## Start Information provided

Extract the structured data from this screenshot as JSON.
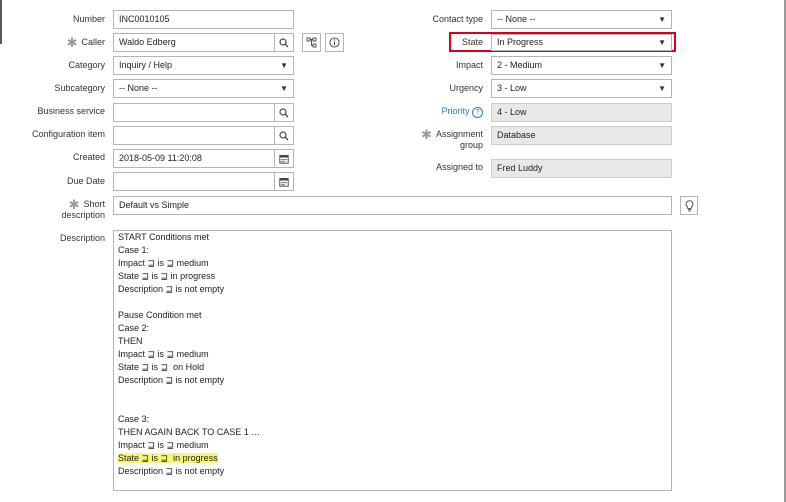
{
  "form": {
    "number": {
      "label": "Number",
      "value": "INC0010105"
    },
    "caller": {
      "label": "Caller",
      "value": "Waldo Edberg"
    },
    "category": {
      "label": "Category",
      "value": "Inquiry / Help"
    },
    "subcategory": {
      "label": "Subcategory",
      "value": "-- None --"
    },
    "business_service": {
      "label": "Business service",
      "value": ""
    },
    "configuration_item": {
      "label": "Configuration item",
      "value": ""
    },
    "created": {
      "label": "Created",
      "value": "2018-05-09 11:20:08"
    },
    "due_date": {
      "label": "Due Date",
      "value": ""
    },
    "short_description": {
      "label_line1": "Short",
      "label_line2": "description",
      "value": "Default vs Simple"
    },
    "contact_type": {
      "label": "Contact type",
      "value": "-- None --"
    },
    "state": {
      "label": "State",
      "value": "In Progress"
    },
    "impact": {
      "label": "Impact",
      "value": "2 - Medium"
    },
    "urgency": {
      "label": "Urgency",
      "value": "3 - Low"
    },
    "priority": {
      "label": "Priority",
      "value": "4 - Low"
    },
    "assignment_group": {
      "label_line1": "Assignment",
      "label_line2": "group",
      "value": "Database"
    },
    "assigned_to": {
      "label": "Assigned to",
      "value": "Fred Luddy"
    },
    "description": {
      "label": "Description",
      "lines": [
        "START Conditions met",
        "Case 1:",
        "Impact ⊒ is ⊒ medium",
        "State ⊒ is ⊒ in progress",
        "Description ⊒ is not empty",
        "",
        "Pause Condition met",
        "Case 2:",
        "THEN",
        "Impact ⊒ is ⊒ medium",
        "State ⊒ is ⊒  on Hold",
        "Description ⊒ is not empty",
        "",
        "",
        "Case 3:",
        "THEN AGAIN BACK TO CASE 1 …",
        "Impact ⊒ is ⊒ medium",
        "State ⊒ is ⊒  in progress",
        "Description ⊒ is not empty"
      ]
    }
  },
  "icons": {
    "search": "search-icon",
    "calendar": "calendar-icon",
    "dropdown": "▼",
    "tree": "tree-icon",
    "info": "info-icon",
    "help": "?",
    "lightbulb": "lightbulb-icon",
    "required": "✱"
  },
  "colors": {
    "highlight": "#f6f57a",
    "state_outline": "#d6001c",
    "priority_link": "#2b7bd1",
    "readonly_bg": "#e8e8e8"
  }
}
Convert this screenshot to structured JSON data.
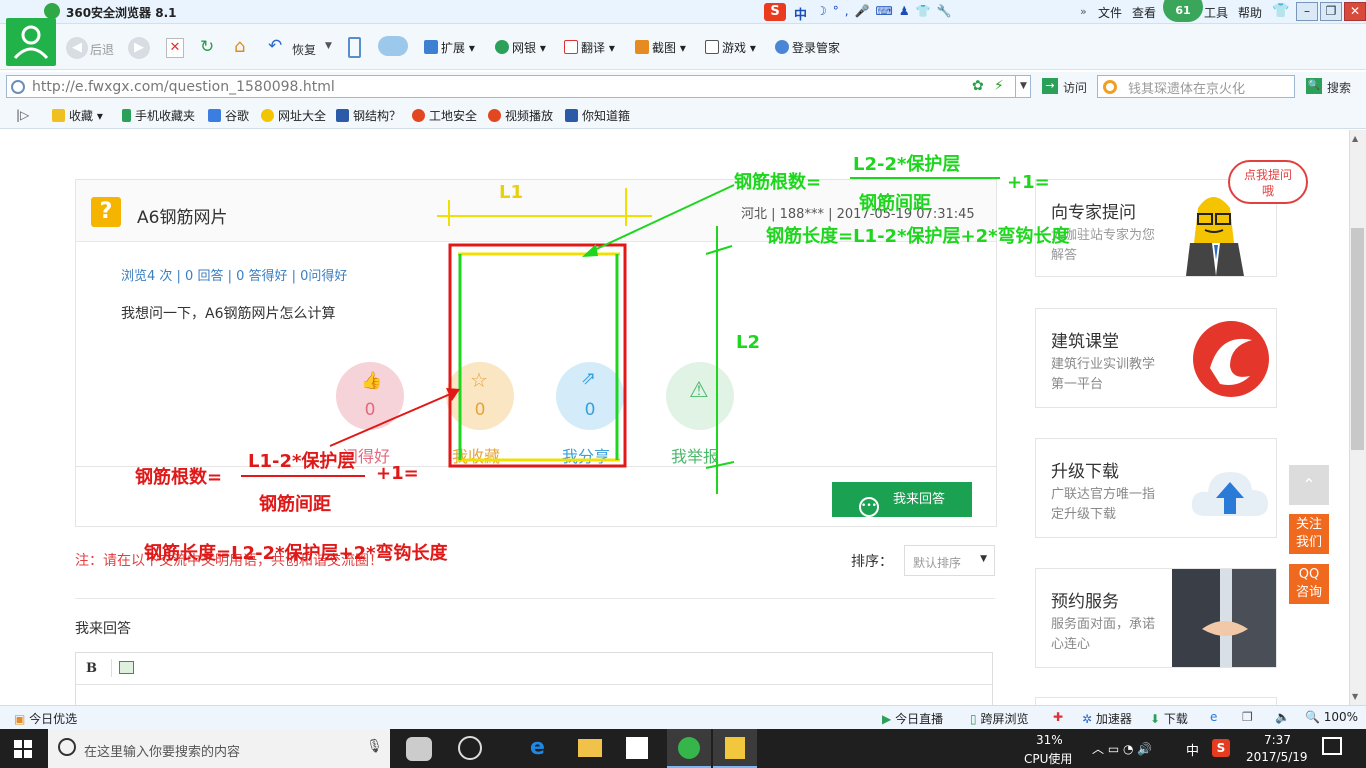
{
  "browser": {
    "title": "360安全浏览器 8.1",
    "menu": [
      "文件",
      "查看",
      "工具",
      "帮助"
    ],
    "badge": "61",
    "ime_char": "中",
    "nav": {
      "back": "后退",
      "restore": "恢复"
    },
    "toolbar": [
      "扩展",
      "网银",
      "翻译",
      "截图",
      "游戏",
      "登录管家"
    ],
    "url": "http://e.fwxgx.com/question_1580098.html",
    "go_label": "访问",
    "search_placeholder": "钱其琛遗体在京火化",
    "search_btn": "搜索",
    "bookmarks": [
      "收藏",
      "手机收藏夹",
      "谷歌",
      "网址大全",
      "钢结构？",
      "工地安全",
      "视频播放",
      "你知道箍"
    ]
  },
  "question": {
    "title": "A6钢筋网片",
    "meta": "河北 | 188*** | 2017-05-19 07:31:45",
    "stats": "浏览4 次 | 0 回答 | 0 答得好 | 0问得好",
    "body": "我想问一下，A6钢筋网片怎么计算",
    "actions": [
      {
        "label": "问得好",
        "count": "0",
        "color": "#f6d3d8",
        "fg": "#e36a7e"
      },
      {
        "label": "我收藏",
        "count": "0",
        "color": "#fbe6c4",
        "fg": "#e5a43b"
      },
      {
        "label": "我分享",
        "count": "0",
        "color": "#d4ecfa",
        "fg": "#3aa0dc"
      },
      {
        "label": "我举报",
        "count": "",
        "color": "#e1f3e5",
        "fg": "#4ab86a"
      }
    ],
    "answer_btn": "我来回答",
    "note": "注：请在以下交流中文明用语，共创和谐交流圈！",
    "sort_label": "排序：",
    "sort_value": "默认排序",
    "my_answer": "我来回答",
    "editor_bold": "B"
  },
  "sidebar": [
    {
      "title": "向专家提问",
      "desc": "大咖驻站专家为您解答",
      "bubble": "点我提问哦"
    },
    {
      "title": "建筑课堂",
      "desc": "建筑行业实训教学第一平台"
    },
    {
      "title": "升级下载",
      "desc": "广联达官方唯一指定升级下载"
    },
    {
      "title": "预约服务",
      "desc": "服务面对面，承诺心连心"
    }
  ],
  "float_buttons": [
    "关注我们",
    "QQ咨询"
  ],
  "annotations": {
    "green_count_prefix": "钢筋根数=",
    "green_numerator": "L2-2*保护层",
    "green_denominator": "钢筋间距",
    "green_suffix": "+1=",
    "green_length": "钢筋长度=L1-2*保护层+2*弯钩长度",
    "L1": "L1",
    "L2": "L2",
    "red_count_prefix": "钢筋根数=",
    "red_numerator": "L1-2*保护层",
    "red_denominator": "钢筋间距",
    "red_suffix": "+1=",
    "red_length": "钢筋长度=L2-2*保护层+2*弯钩长度"
  },
  "statusbar": {
    "left": "今日优选",
    "items": [
      "今日直播",
      "跨屏浏览",
      "加速器",
      "下载"
    ],
    "zoom": "100%"
  },
  "taskbar": {
    "search": "在这里输入你要搜索的内容",
    "cpu": "31%",
    "cpu_label": "CPU使用",
    "ime": "中",
    "time": "7:37",
    "date": "2017/5/19"
  },
  "colors": {
    "green_annot": "#1dd61d",
    "red_annot": "#e01818",
    "yellow_annot": "#f0e000",
    "answer_btn": "#1aa152",
    "float_btn": "#ef6a1f"
  }
}
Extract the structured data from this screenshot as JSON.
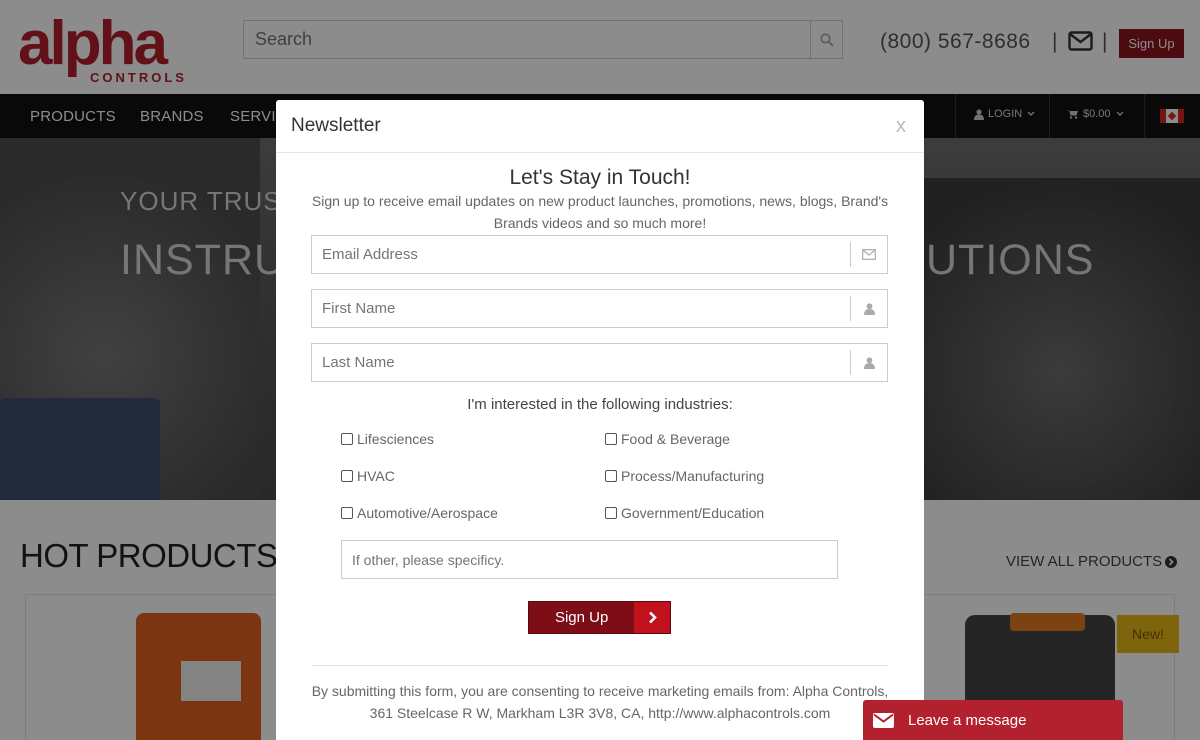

## End Information provided

- **Work instructions**
Where a line in the entries holds "钢筋长度", copy that line.

- **Full response**
    "green_length": "钢筋长度=L1-2*保护层+2*弯钩长度",
    "red_length": "钢筋长度=L2-2*保护层+2*弯钩长度"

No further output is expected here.